§ **JOB**
Transcribe the records that follow in their entirety, omitting any pictures.
START
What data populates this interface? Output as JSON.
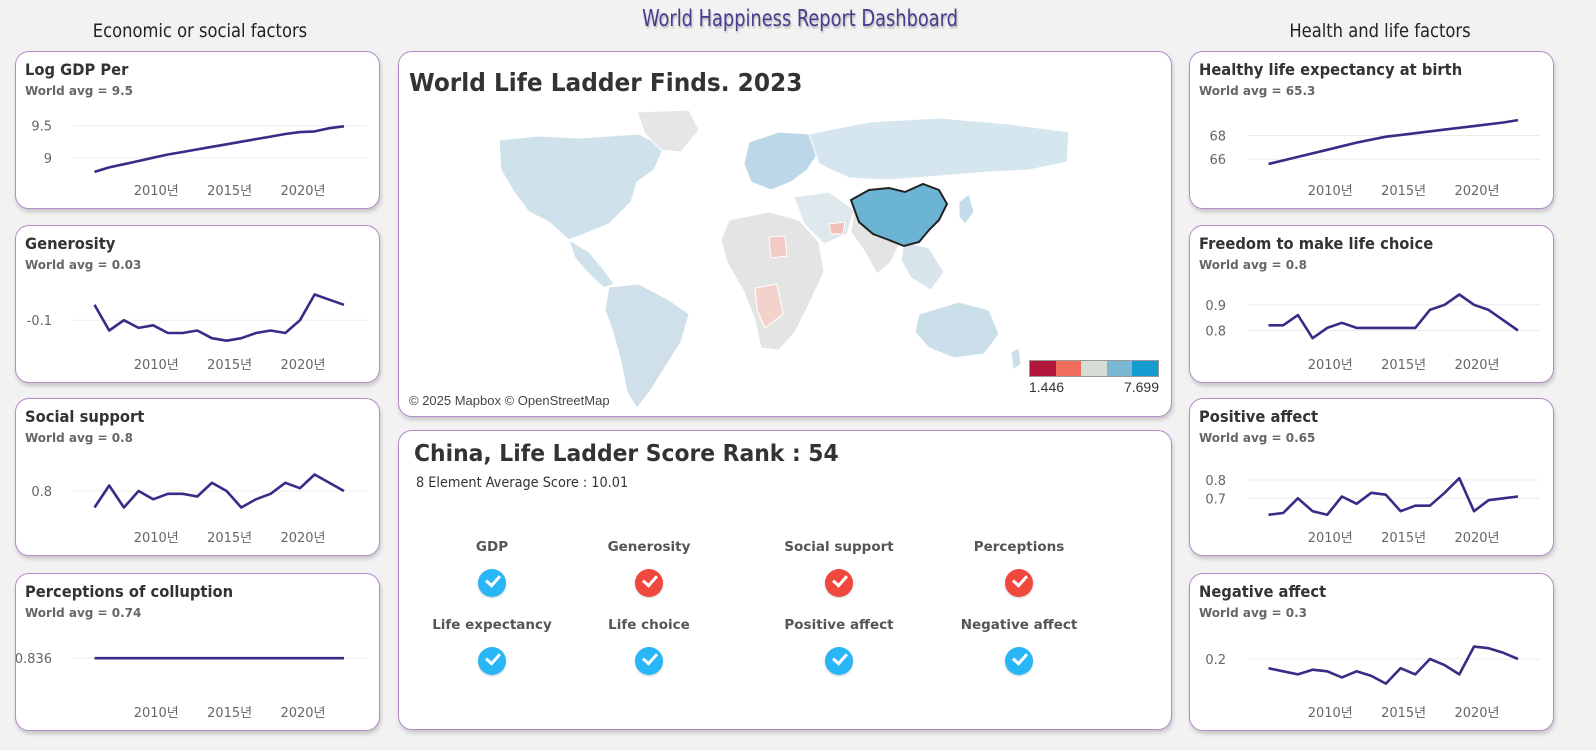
{
  "dashboard_title": "World Happiness Report Dashboard",
  "left_column_title": "Economic or social factors",
  "right_column_title": "Health and life factors",
  "colors": {
    "line": "#3b2a86",
    "border": "#b58bc9",
    "good": "#29b6f6",
    "bad": "#f0473e",
    "highlight": "#6cb4d3"
  },
  "cards": [
    {
      "title": "Log GDP Per",
      "subtitle": "World avg = 9.5",
      "y_ticks": [
        {
          "label": "9.5",
          "v": 9.5
        },
        {
          "label": "9",
          "v": 9.0
        }
      ],
      "ylim": [
        8.7,
        9.9
      ],
      "x_ticks": [
        "2010년",
        "2015년",
        "2020년"
      ],
      "chart_data": {
        "type": "line",
        "x": [
          2006,
          2007,
          2008,
          2009,
          2010,
          2011,
          2012,
          2013,
          2014,
          2015,
          2016,
          2017,
          2018,
          2019,
          2020,
          2021,
          2022,
          2023
        ],
        "values": [
          8.78,
          8.85,
          8.9,
          8.95,
          9.0,
          9.05,
          9.09,
          9.13,
          9.17,
          9.21,
          9.25,
          9.29,
          9.33,
          9.37,
          9.4,
          9.41,
          9.46,
          9.49
        ]
      }
    },
    {
      "title": "Generosity",
      "subtitle": "World avg = 0.03",
      "y_ticks": [
        {
          "label": "-0.1",
          "v": -0.1
        }
      ],
      "ylim": [
        -0.22,
        0.08
      ],
      "x_ticks": [
        "2010년",
        "2015년",
        "2020년"
      ],
      "chart_data": {
        "type": "line",
        "x": [
          2006,
          2007,
          2008,
          2009,
          2010,
          2011,
          2012,
          2013,
          2014,
          2015,
          2016,
          2017,
          2018,
          2019,
          2020,
          2021,
          2022,
          2023
        ],
        "values": [
          -0.04,
          -0.14,
          -0.1,
          -0.13,
          -0.12,
          -0.15,
          -0.15,
          -0.14,
          -0.17,
          -0.18,
          -0.17,
          -0.15,
          -0.14,
          -0.15,
          -0.1,
          0.0,
          -0.02,
          -0.04
        ]
      }
    },
    {
      "title": "Social support",
      "subtitle": "World avg = 0.8",
      "y_ticks": [
        {
          "label": "0.8",
          "v": 0.8
        }
      ],
      "ylim": [
        0.68,
        0.96
      ],
      "x_ticks": [
        "2010년",
        "2015년",
        "2020년"
      ],
      "chart_data": {
        "type": "line",
        "x": [
          2006,
          2007,
          2008,
          2009,
          2010,
          2011,
          2012,
          2013,
          2014,
          2015,
          2016,
          2017,
          2018,
          2019,
          2020,
          2021,
          2022,
          2023
        ],
        "values": [
          0.74,
          0.82,
          0.74,
          0.8,
          0.77,
          0.79,
          0.79,
          0.78,
          0.83,
          0.8,
          0.74,
          0.77,
          0.79,
          0.83,
          0.81,
          0.86,
          0.83,
          0.8
        ]
      }
    },
    {
      "title": "Perceptions of colluption",
      "subtitle": "World avg = 0.74",
      "y_ticks": [
        {
          "label": "0.836",
          "v": 0.836
        }
      ],
      "ylim": [
        0.73,
        0.93
      ],
      "x_ticks": [
        "2010년",
        "2015년",
        "2020년"
      ],
      "chart_data": {
        "type": "line",
        "x": [
          2006,
          2023
        ],
        "values": [
          0.836,
          0.836
        ]
      }
    },
    {
      "title": "Healthy life expectancy at birth",
      "subtitle": "World avg = 65.3",
      "y_ticks": [
        {
          "label": "68",
          "v": 68
        },
        {
          "label": "66",
          "v": 66
        }
      ],
      "ylim": [
        64.5,
        71.0
      ],
      "x_ticks": [
        "2010년",
        "2015년",
        "2020년"
      ],
      "chart_data": {
        "type": "line",
        "x": [
          2006,
          2008,
          2010,
          2012,
          2014,
          2016,
          2018,
          2020,
          2022,
          2023
        ],
        "values": [
          65.6,
          66.2,
          66.8,
          67.4,
          67.9,
          68.2,
          68.5,
          68.8,
          69.1,
          69.3
        ]
      }
    },
    {
      "title": "Freedom to make life choice",
      "subtitle": "World avg = 0.8",
      "y_ticks": [
        {
          "label": "0.9",
          "v": 0.9
        },
        {
          "label": "0.8",
          "v": 0.8
        }
      ],
      "ylim": [
        0.72,
        1.02
      ],
      "x_ticks": [
        "2010년",
        "2015년",
        "2020년"
      ],
      "chart_data": {
        "type": "line",
        "x": [
          2006,
          2007,
          2008,
          2009,
          2010,
          2011,
          2012,
          2013,
          2014,
          2015,
          2016,
          2017,
          2018,
          2019,
          2020,
          2021,
          2022,
          2023
        ],
        "values": [
          0.82,
          0.82,
          0.86,
          0.77,
          0.81,
          0.83,
          0.81,
          0.81,
          0.81,
          0.81,
          0.81,
          0.88,
          0.9,
          0.94,
          0.9,
          0.88,
          0.84,
          0.8
        ]
      }
    },
    {
      "title": "Positive affect",
      "subtitle": "World avg = 0.65",
      "y_ticks": [
        {
          "label": "0.8",
          "v": 0.8
        },
        {
          "label": "0.7",
          "v": 0.7
        }
      ],
      "ylim": [
        0.56,
        0.98
      ],
      "x_ticks": [
        "2010년",
        "2015년",
        "2020년"
      ],
      "chart_data": {
        "type": "line",
        "x": [
          2006,
          2007,
          2008,
          2009,
          2010,
          2011,
          2012,
          2013,
          2014,
          2015,
          2016,
          2017,
          2018,
          2019,
          2020,
          2021,
          2022,
          2023
        ],
        "values": [
          0.61,
          0.62,
          0.7,
          0.63,
          0.61,
          0.71,
          0.67,
          0.73,
          0.72,
          0.63,
          0.66,
          0.66,
          0.73,
          0.81,
          0.63,
          0.69,
          0.7,
          0.71
        ]
      }
    },
    {
      "title": "Negative affect",
      "subtitle": "World avg = 0.3",
      "y_ticks": [
        {
          "label": "0.2",
          "v": 0.2
        }
      ],
      "ylim": [
        0.07,
        0.32
      ],
      "x_ticks": [
        "2010년",
        "2015년",
        "2020년"
      ],
      "chart_data": {
        "type": "line",
        "x": [
          2006,
          2007,
          2008,
          2009,
          2010,
          2011,
          2012,
          2013,
          2014,
          2015,
          2016,
          2017,
          2018,
          2019,
          2020,
          2021,
          2022,
          2023
        ],
        "values": [
          0.17,
          0.16,
          0.15,
          0.165,
          0.16,
          0.14,
          0.16,
          0.145,
          0.12,
          0.17,
          0.15,
          0.2,
          0.18,
          0.15,
          0.24,
          0.235,
          0.22,
          0.2
        ]
      }
    }
  ],
  "map": {
    "title": "World Life Ladder Finds. 2023",
    "attribution": "© 2025 Mapbox © OpenStreetMap",
    "legend_min": "1.446",
    "legend_max": "7.699",
    "legend_colors": [
      "#b3173b",
      "#f06d5d",
      "#d6ddd4",
      "#7ab8d6",
      "#149bd0"
    ],
    "highlight_country": "China"
  },
  "rank": {
    "title": "China, Life Ladder Score Rank : 54",
    "subtitle": "8 Element Average Score : 10.01",
    "elements": [
      {
        "label": "GDP",
        "status": "good"
      },
      {
        "label": "Generosity",
        "status": "bad"
      },
      {
        "label": "Social support",
        "status": "bad"
      },
      {
        "label": "Perceptions",
        "status": "bad"
      },
      {
        "label": "Life expectancy",
        "status": "good"
      },
      {
        "label": "Life choice",
        "status": "good"
      },
      {
        "label": "Positive affect",
        "status": "good"
      },
      {
        "label": "Negative affect",
        "status": "good"
      }
    ]
  }
}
END
§ **TASK ANSWER**
What data populates this interface? Output as JSON.
{
  "dashboard_title": "World Happiness Report Dashboard",
  "left_column_title": "Economic or social factors",
  "right_column_title": "Health and life factors",
  "colors": {
    "line": "#3b2a86",
    "border": "#b58bc9",
    "good": "#29b6f6",
    "bad": "#f0473e",
    "highlight": "#6cb4d3"
  },
  "cards": [
    {
      "title": "Log GDP Per",
      "subtitle": "World avg = 9.5",
      "y_ticks": [
        {
          "label": "9.5",
          "v": 9.5
        },
        {
          "label": "9",
          "v": 9.0
        }
      ],
      "ylim": [
        8.7,
        9.9
      ],
      "x_ticks": [
        "2010년",
        "2015년",
        "2020년"
      ],
      "chart_data": {
        "type": "line",
        "x": [
          2006,
          2007,
          2008,
          2009,
          2010,
          2011,
          2012,
          2013,
          2014,
          2015,
          2016,
          2017,
          2018,
          2019,
          2020,
          2021,
          2022,
          2023
        ],
        "values": [
          8.78,
          8.85,
          8.9,
          8.95,
          9.0,
          9.05,
          9.09,
          9.13,
          9.17,
          9.21,
          9.25,
          9.29,
          9.33,
          9.37,
          9.4,
          9.41,
          9.46,
          9.49
        ]
      }
    },
    {
      "title": "Generosity",
      "subtitle": "World avg = 0.03",
      "y_ticks": [
        {
          "label": "-0.1",
          "v": -0.1
        }
      ],
      "ylim": [
        -0.22,
        0.08
      ],
      "x_ticks": [
        "2010년",
        "2015년",
        "2020년"
      ],
      "chart_data": {
        "type": "line",
        "x": [
          2006,
          2007,
          2008,
          2009,
          2010,
          2011,
          2012,
          2013,
          2014,
          2015,
          2016,
          2017,
          2018,
          2019,
          2020,
          2021,
          2022,
          2023
        ],
        "values": [
          -0.04,
          -0.14,
          -0.1,
          -0.13,
          -0.12,
          -0.15,
          -0.15,
          -0.14,
          -0.17,
          -0.18,
          -0.17,
          -0.15,
          -0.14,
          -0.15,
          -0.1,
          0.0,
          -0.02,
          -0.04
        ]
      }
    },
    {
      "title": "Social support",
      "subtitle": "World avg = 0.8",
      "y_ticks": [
        {
          "label": "0.8",
          "v": 0.8
        }
      ],
      "ylim": [
        0.68,
        0.96
      ],
      "x_ticks": [
        "2010년",
        "2015년",
        "2020년"
      ],
      "chart_data": {
        "type": "line",
        "x": [
          2006,
          2007,
          2008,
          2009,
          2010,
          2011,
          2012,
          2013,
          2014,
          2015,
          2016,
          2017,
          2018,
          2019,
          2020,
          2021,
          2022,
          2023
        ],
        "values": [
          0.74,
          0.82,
          0.74,
          0.8,
          0.77,
          0.79,
          0.79,
          0.78,
          0.83,
          0.8,
          0.74,
          0.77,
          0.79,
          0.83,
          0.81,
          0.86,
          0.83,
          0.8
        ]
      }
    },
    {
      "title": "Perceptions of colluption",
      "subtitle": "World avg = 0.74",
      "y_ticks": [
        {
          "label": "0.836",
          "v": 0.836
        }
      ],
      "ylim": [
        0.73,
        0.93
      ],
      "x_ticks": [
        "2010년",
        "2015년",
        "2020년"
      ],
      "chart_data": {
        "type": "line",
        "x": [
          2006,
          2023
        ],
        "values": [
          0.836,
          0.836
        ]
      }
    },
    {
      "title": "Healthy life expectancy at birth",
      "subtitle": "World avg = 65.3",
      "y_ticks": [
        {
          "label": "68",
          "v": 68
        },
        {
          "label": "66",
          "v": 66
        }
      ],
      "ylim": [
        64.5,
        71.0
      ],
      "x_ticks": [
        "2010년",
        "2015년",
        "2020년"
      ],
      "chart_data": {
        "type": "line",
        "x": [
          2006,
          2008,
          2010,
          2012,
          2014,
          2016,
          2018,
          2020,
          2022,
          2023
        ],
        "values": [
          65.6,
          66.2,
          66.8,
          67.4,
          67.9,
          68.2,
          68.5,
          68.8,
          69.1,
          69.3
        ]
      }
    },
    {
      "title": "Freedom to make life choice",
      "subtitle": "World avg = 0.8",
      "y_ticks": [
        {
          "label": "0.9",
          "v": 0.9
        },
        {
          "label": "0.8",
          "v": 0.8
        }
      ],
      "ylim": [
        0.72,
        1.02
      ],
      "x_ticks": [
        "2010년",
        "2015년",
        "2020년"
      ],
      "chart_data": {
        "type": "line",
        "x": [
          2006,
          2007,
          2008,
          2009,
          2010,
          2011,
          2012,
          2013,
          2014,
          2015,
          2016,
          2017,
          2018,
          2019,
          2020,
          2021,
          2022,
          2023
        ],
        "values": [
          0.82,
          0.82,
          0.86,
          0.77,
          0.81,
          0.83,
          0.81,
          0.81,
          0.81,
          0.81,
          0.81,
          0.88,
          0.9,
          0.94,
          0.9,
          0.88,
          0.84,
          0.8
        ]
      }
    },
    {
      "title": "Positive affect",
      "subtitle": "World avg = 0.65",
      "y_ticks": [
        {
          "label": "0.8",
          "v": 0.8
        },
        {
          "label": "0.7",
          "v": 0.7
        }
      ],
      "ylim": [
        0.56,
        0.98
      ],
      "x_ticks": [
        "2010년",
        "2015년",
        "2020년"
      ],
      "chart_data": {
        "type": "line",
        "x": [
          2006,
          2007,
          2008,
          2009,
          2010,
          2011,
          2012,
          2013,
          2014,
          2015,
          2016,
          2017,
          2018,
          2019,
          2020,
          2021,
          2022,
          2023
        ],
        "values": [
          0.61,
          0.62,
          0.7,
          0.63,
          0.61,
          0.71,
          0.67,
          0.73,
          0.72,
          0.63,
          0.66,
          0.66,
          0.73,
          0.81,
          0.63,
          0.69,
          0.7,
          0.71
        ]
      }
    },
    {
      "title": "Negative affect",
      "subtitle": "World avg = 0.3",
      "y_ticks": [
        {
          "label": "0.2",
          "v": 0.2
        }
      ],
      "ylim": [
        0.07,
        0.32
      ],
      "x_ticks": [
        "2010년",
        "2015년",
        "2020년"
      ],
      "chart_data": {
        "type": "line",
        "x": [
          2006,
          2007,
          2008,
          2009,
          2010,
          2011,
          2012,
          2013,
          2014,
          2015,
          2016,
          2017,
          2018,
          2019,
          2020,
          2021,
          2022,
          2023
        ],
        "values": [
          0.17,
          0.16,
          0.15,
          0.165,
          0.16,
          0.14,
          0.16,
          0.145,
          0.12,
          0.17,
          0.15,
          0.2,
          0.18,
          0.15,
          0.24,
          0.235,
          0.22,
          0.2
        ]
      }
    }
  ],
  "map": {
    "title": "World Life Ladder Finds. 2023",
    "attribution": "© 2025 Mapbox © OpenStreetMap",
    "legend_min": "1.446",
    "legend_max": "7.699",
    "legend_colors": [
      "#b3173b",
      "#f06d5d",
      "#d6ddd4",
      "#7ab8d6",
      "#149bd0"
    ],
    "highlight_country": "China"
  },
  "rank": {
    "title": "China, Life Ladder Score Rank : 54",
    "subtitle": "8 Element Average Score : 10.01",
    "elements": [
      {
        "label": "GDP",
        "status": "good"
      },
      {
        "label": "Generosity",
        "status": "bad"
      },
      {
        "label": "Social support",
        "status": "bad"
      },
      {
        "label": "Perceptions",
        "status": "bad"
      },
      {
        "label": "Life expectancy",
        "status": "good"
      },
      {
        "label": "Life choice",
        "status": "good"
      },
      {
        "label": "Positive affect",
        "status": "good"
      },
      {
        "label": "Negative affect",
        "status": "good"
      }
    ]
  }
}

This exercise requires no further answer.